### Stated exercise
Without further comment, state how many lines in the listing below contain the word "JSON".

### Material for the task

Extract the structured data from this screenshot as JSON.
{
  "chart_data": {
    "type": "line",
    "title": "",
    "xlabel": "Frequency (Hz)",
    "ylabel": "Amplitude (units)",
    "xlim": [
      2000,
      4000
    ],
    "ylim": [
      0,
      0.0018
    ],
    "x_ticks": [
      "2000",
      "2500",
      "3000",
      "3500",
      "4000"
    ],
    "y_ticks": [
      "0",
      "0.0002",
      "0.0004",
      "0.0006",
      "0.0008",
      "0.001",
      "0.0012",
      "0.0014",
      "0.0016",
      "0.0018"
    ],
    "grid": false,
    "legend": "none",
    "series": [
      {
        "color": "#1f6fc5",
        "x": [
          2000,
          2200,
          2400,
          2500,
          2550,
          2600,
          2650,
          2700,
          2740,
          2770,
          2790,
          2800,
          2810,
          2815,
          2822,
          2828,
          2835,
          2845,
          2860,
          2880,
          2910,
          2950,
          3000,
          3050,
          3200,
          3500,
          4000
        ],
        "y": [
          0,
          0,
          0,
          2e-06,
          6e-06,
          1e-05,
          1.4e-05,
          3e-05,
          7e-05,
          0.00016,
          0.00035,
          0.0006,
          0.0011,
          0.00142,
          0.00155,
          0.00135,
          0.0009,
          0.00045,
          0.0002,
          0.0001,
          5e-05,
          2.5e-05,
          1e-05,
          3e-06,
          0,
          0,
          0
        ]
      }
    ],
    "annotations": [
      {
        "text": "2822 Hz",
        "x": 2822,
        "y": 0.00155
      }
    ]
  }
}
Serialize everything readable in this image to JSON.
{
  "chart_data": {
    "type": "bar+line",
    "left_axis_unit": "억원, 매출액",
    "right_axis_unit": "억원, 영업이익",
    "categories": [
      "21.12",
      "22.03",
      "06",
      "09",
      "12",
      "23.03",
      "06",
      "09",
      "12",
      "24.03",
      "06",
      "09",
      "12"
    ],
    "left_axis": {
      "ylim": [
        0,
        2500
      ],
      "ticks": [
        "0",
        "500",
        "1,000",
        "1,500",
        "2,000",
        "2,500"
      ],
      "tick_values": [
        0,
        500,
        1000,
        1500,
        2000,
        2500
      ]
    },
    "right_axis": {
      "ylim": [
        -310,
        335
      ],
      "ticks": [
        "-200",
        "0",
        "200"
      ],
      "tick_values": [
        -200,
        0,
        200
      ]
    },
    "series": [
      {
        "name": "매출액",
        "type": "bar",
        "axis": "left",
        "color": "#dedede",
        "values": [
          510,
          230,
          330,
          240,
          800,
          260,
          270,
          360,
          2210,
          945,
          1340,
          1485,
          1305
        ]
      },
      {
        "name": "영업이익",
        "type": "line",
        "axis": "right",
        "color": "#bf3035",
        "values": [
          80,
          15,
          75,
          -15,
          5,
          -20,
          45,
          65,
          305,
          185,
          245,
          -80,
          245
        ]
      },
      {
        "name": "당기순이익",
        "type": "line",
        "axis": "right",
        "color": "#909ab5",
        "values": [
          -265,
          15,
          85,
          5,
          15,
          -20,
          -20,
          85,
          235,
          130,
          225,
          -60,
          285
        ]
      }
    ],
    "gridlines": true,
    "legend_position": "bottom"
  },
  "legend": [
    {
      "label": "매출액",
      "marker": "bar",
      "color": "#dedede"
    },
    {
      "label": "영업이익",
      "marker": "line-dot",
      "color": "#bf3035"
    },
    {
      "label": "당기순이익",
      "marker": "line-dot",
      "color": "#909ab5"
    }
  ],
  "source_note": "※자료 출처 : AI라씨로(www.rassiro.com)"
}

### Task solution
2